**JOB**
Go through the entries below and retype them exactly, omitting each picture.

>> start

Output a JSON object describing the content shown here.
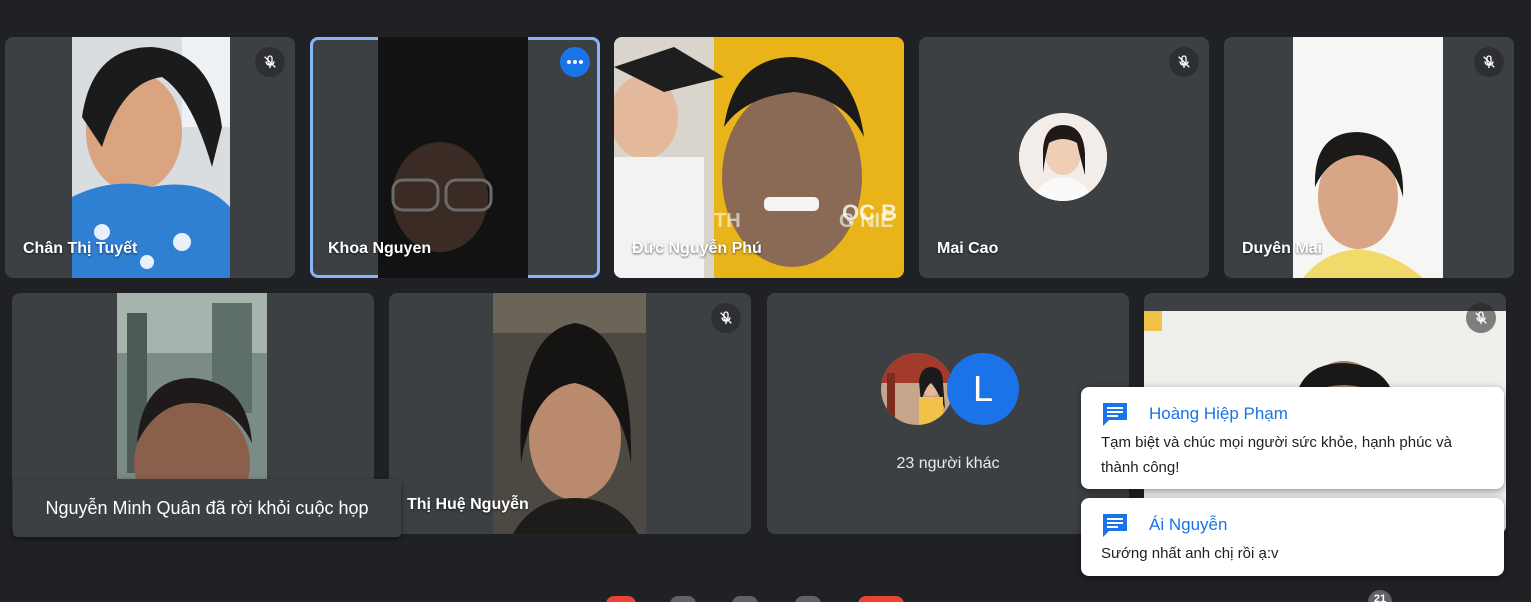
{
  "participants": [
    {
      "name": "Chân Thị Tuyết",
      "muted": true
    },
    {
      "name": "Khoa Nguyen",
      "muted": false,
      "active": true
    },
    {
      "name": "Đức Nguyễn Phú",
      "muted": false,
      "background_text": "ỌC B\nTH     G NIỀ"
    },
    {
      "name": "Mai Cao",
      "muted": true
    },
    {
      "name": "Duyên Mai",
      "muted": true
    },
    {
      "name": "",
      "muted": false
    },
    {
      "name": "Thị Huệ Nguyễn",
      "muted": true
    },
    {
      "name": "",
      "muted": true
    }
  ],
  "others_tile": {
    "avatar_letter": "L",
    "label": "23 người khác"
  },
  "toast": {
    "text": "Nguyễn Minh Quân đã rời khỏi cuộc họp"
  },
  "chat_notifications": [
    {
      "sender": "Hoàng Hiệp Phạm",
      "message": "Tạm biệt và chúc mọi người sức khỏe, hạnh phúc và thành công!"
    },
    {
      "sender": "Ái Nguyễn",
      "message": "Sướng nhất anh chị rồi ạ:v"
    }
  ],
  "participant_badge": "21",
  "icons": {
    "mute": "mic-off-icon",
    "more": "more-options-icon",
    "chat": "chat-icon"
  },
  "colors": {
    "background": "#202124",
    "tile": "#3c4043",
    "active_border": "#8ab4f8",
    "accent": "#1a73e8"
  }
}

>> end

**FINISHED ANSWER**
Output a JSON object describing the content shown here.
{
  "participants": [
    {
      "name": "Chân Thị Tuyết",
      "muted": true
    },
    {
      "name": "Khoa Nguyen",
      "muted": false,
      "active": true
    },
    {
      "name": "Đức Nguyễn Phú",
      "muted": false,
      "background_text": "ỌC B\nTH     G NIỀ"
    },
    {
      "name": "Mai Cao",
      "muted": true
    },
    {
      "name": "Duyên Mai",
      "muted": true
    },
    {
      "name": "",
      "muted": false
    },
    {
      "name": "Thị Huệ Nguyễn",
      "muted": true
    },
    {
      "name": "",
      "muted": true
    }
  ],
  "others_tile": {
    "avatar_letter": "L",
    "label": "23 người khác"
  },
  "toast": {
    "text": "Nguyễn Minh Quân đã rời khỏi cuộc họp"
  },
  "chat_notifications": [
    {
      "sender": "Hoàng Hiệp Phạm",
      "message": "Tạm biệt và chúc mọi người sức khỏe, hạnh phúc và thành công!"
    },
    {
      "sender": "Ái Nguyễn",
      "message": "Sướng nhất anh chị rồi ạ:v"
    }
  ],
  "participant_badge": "21",
  "icons": {
    "mute": "mic-off-icon",
    "more": "more-options-icon",
    "chat": "chat-icon"
  },
  "colors": {
    "background": "#202124",
    "tile": "#3c4043",
    "active_border": "#8ab4f8",
    "accent": "#1a73e8"
  }
}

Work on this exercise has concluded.